=== INPUT ROWS ===
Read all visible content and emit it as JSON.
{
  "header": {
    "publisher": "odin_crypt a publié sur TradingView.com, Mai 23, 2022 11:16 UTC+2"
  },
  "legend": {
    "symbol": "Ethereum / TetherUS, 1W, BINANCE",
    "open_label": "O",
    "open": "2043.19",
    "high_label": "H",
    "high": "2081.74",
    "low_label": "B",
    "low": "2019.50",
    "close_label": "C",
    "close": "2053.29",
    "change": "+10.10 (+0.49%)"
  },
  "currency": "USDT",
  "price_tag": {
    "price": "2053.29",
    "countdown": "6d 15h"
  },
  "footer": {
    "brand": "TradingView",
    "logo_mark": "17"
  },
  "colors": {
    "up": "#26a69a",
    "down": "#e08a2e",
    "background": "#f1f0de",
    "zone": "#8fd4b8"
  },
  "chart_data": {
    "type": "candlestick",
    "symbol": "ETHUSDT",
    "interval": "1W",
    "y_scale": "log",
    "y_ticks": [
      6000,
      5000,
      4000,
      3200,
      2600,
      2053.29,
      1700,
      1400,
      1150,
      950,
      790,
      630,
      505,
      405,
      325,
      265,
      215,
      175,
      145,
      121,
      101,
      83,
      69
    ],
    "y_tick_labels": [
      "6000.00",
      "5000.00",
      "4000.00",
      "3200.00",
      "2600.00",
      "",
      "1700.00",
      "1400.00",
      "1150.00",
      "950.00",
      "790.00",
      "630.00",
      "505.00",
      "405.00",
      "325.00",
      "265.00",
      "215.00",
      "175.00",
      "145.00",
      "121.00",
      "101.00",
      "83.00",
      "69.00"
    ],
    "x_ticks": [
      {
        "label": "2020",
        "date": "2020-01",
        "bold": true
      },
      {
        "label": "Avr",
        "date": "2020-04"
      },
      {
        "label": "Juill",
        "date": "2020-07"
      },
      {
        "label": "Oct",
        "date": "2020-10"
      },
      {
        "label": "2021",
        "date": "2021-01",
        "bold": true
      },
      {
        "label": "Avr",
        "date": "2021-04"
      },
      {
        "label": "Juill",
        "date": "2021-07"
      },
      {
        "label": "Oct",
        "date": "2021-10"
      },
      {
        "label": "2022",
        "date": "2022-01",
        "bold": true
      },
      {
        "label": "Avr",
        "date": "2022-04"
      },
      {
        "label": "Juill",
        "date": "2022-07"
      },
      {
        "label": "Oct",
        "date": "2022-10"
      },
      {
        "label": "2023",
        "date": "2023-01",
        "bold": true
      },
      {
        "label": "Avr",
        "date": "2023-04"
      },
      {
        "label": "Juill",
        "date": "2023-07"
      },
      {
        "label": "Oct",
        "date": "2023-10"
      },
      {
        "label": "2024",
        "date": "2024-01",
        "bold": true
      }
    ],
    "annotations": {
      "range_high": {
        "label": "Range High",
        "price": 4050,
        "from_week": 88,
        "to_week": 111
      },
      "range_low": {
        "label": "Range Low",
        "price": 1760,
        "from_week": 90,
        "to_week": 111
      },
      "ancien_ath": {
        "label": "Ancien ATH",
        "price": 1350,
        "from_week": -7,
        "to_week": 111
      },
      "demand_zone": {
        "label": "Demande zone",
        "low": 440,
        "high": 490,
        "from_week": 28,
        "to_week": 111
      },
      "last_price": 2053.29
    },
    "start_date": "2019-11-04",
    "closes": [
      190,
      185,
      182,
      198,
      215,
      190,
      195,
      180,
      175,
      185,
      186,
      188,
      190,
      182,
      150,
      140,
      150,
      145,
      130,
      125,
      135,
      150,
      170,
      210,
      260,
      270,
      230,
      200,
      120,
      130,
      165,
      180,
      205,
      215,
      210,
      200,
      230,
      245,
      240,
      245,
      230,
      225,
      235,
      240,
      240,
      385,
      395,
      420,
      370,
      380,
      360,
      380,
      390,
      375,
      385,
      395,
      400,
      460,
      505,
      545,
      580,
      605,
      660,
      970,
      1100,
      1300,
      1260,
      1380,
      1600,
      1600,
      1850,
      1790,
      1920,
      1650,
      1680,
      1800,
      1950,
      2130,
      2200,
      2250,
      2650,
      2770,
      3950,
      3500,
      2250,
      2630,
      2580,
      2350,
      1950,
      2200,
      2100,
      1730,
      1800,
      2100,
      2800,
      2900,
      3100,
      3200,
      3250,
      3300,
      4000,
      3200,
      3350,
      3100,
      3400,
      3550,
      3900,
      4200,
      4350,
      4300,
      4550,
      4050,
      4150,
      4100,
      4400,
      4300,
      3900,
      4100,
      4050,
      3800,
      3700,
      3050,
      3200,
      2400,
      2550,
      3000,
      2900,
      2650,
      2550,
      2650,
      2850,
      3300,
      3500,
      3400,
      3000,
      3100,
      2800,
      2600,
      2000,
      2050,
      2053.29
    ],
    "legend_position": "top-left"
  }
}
===
:: EXERCISE ::
Your task is to repeat the data exactly; please include every line.

:: SOLUTION TO THIS EXERCISE ::
Read all visible content and emit it as JSON.
{
  "header": {
    "publisher": "odin_crypt a publié sur TradingView.com, Mai 23, 2022 11:16 UTC+2"
  },
  "legend": {
    "symbol": "Ethereum / TetherUS, 1W, BINANCE",
    "open_label": "O",
    "open": "2043.19",
    "high_label": "H",
    "high": "2081.74",
    "low_label": "B",
    "low": "2019.50",
    "close_label": "C",
    "close": "2053.29",
    "change": "+10.10 (+0.49%)"
  },
  "currency": "USDT",
  "price_tag": {
    "price": "2053.29",
    "countdown": "6d 15h"
  },
  "footer": {
    "brand": "TradingView",
    "logo_mark": "17"
  },
  "colors": {
    "up": "#26a69a",
    "down": "#e08a2e",
    "background": "#f1f0de",
    "zone": "#8fd4b8"
  },
  "chart_data": {
    "type": "candlestick",
    "symbol": "ETHUSDT",
    "interval": "1W",
    "y_scale": "log",
    "y_ticks": [
      6000,
      5000,
      4000,
      3200,
      2600,
      2053.29,
      1700,
      1400,
      1150,
      950,
      790,
      630,
      505,
      405,
      325,
      265,
      215,
      175,
      145,
      121,
      101,
      83,
      69
    ],
    "y_tick_labels": [
      "6000.00",
      "5000.00",
      "4000.00",
      "3200.00",
      "2600.00",
      "",
      "1700.00",
      "1400.00",
      "1150.00",
      "950.00",
      "790.00",
      "630.00",
      "505.00",
      "405.00",
      "325.00",
      "265.00",
      "215.00",
      "175.00",
      "145.00",
      "121.00",
      "101.00",
      "83.00",
      "69.00"
    ],
    "x_ticks": [
      {
        "label": "2020",
        "date": "2020-01",
        "bold": true
      },
      {
        "label": "Avr",
        "date": "2020-04"
      },
      {
        "label": "Juill",
        "date": "2020-07"
      },
      {
        "label": "Oct",
        "date": "2020-10"
      },
      {
        "label": "2021",
        "date": "2021-01",
        "bold": true
      },
      {
        "label": "Avr",
        "date": "2021-04"
      },
      {
        "label": "Juill",
        "date": "2021-07"
      },
      {
        "label": "Oct",
        "date": "2021-10"
      },
      {
        "label": "2022",
        "date": "2022-01",
        "bold": true
      },
      {
        "label": "Avr",
        "date": "2022-04"
      },
      {
        "label": "Juill",
        "date": "2022-07"
      },
      {
        "label": "Oct",
        "date": "2022-10"
      },
      {
        "label": "2023",
        "date": "2023-01",
        "bold": true
      },
      {
        "label": "Avr",
        "date": "2023-04"
      },
      {
        "label": "Juill",
        "date": "2023-07"
      },
      {
        "label": "Oct",
        "date": "2023-10"
      },
      {
        "label": "2024",
        "date": "2024-01",
        "bold": true
      }
    ],
    "annotations": {
      "range_high": {
        "label": "Range High",
        "price": 4050,
        "from_week": 88,
        "to_week": 111
      },
      "range_low": {
        "label": "Range Low",
        "price": 1760,
        "from_week": 90,
        "to_week": 111
      },
      "ancien_ath": {
        "label": "Ancien ATH",
        "price": 1350,
        "from_week": -7,
        "to_week": 111
      },
      "demand_zone": {
        "label": "Demande zone",
        "low": 440,
        "high": 490,
        "from_week": 28,
        "to_week": 111
      },
      "last_price": 2053.29
    },
    "start_date": "2019-11-04",
    "closes": [
      190,
      185,
      182,
      198,
      215,
      190,
      195,
      180,
      175,
      185,
      186,
      188,
      190,
      182,
      150,
      140,
      150,
      145,
      130,
      125,
      135,
      150,
      170,
      210,
      260,
      270,
      230,
      200,
      120,
      130,
      165,
      180,
      205,
      215,
      210,
      200,
      230,
      245,
      240,
      245,
      230,
      225,
      235,
      240,
      240,
      385,
      395,
      420,
      370,
      380,
      360,
      380,
      390,
      375,
      385,
      395,
      400,
      460,
      505,
      545,
      580,
      605,
      660,
      970,
      1100,
      1300,
      1260,
      1380,
      1600,
      1600,
      1850,
      1790,
      1920,
      1650,
      1680,
      1800,
      1950,
      2130,
      2200,
      2250,
      2650,
      2770,
      3950,
      3500,
      2250,
      2630,
      2580,
      2350,
      1950,
      2200,
      2100,
      1730,
      1800,
      2100,
      2800,
      2900,
      3100,
      3200,
      3250,
      3300,
      4000,
      3200,
      3350,
      3100,
      3400,
      3550,
      3900,
      4200,
      4350,
      4300,
      4550,
      4050,
      4150,
      4100,
      4400,
      4300,
      3900,
      4100,
      4050,
      3800,
      3700,
      3050,
      3200,
      2400,
      2550,
      3000,
      2900,
      2650,
      2550,
      2650,
      2850,
      3300,
      3500,
      3400,
      3000,
      3100,
      2800,
      2600,
      2000,
      2050,
      2053.29
    ],
    "legend_position": "top-left"
  }
}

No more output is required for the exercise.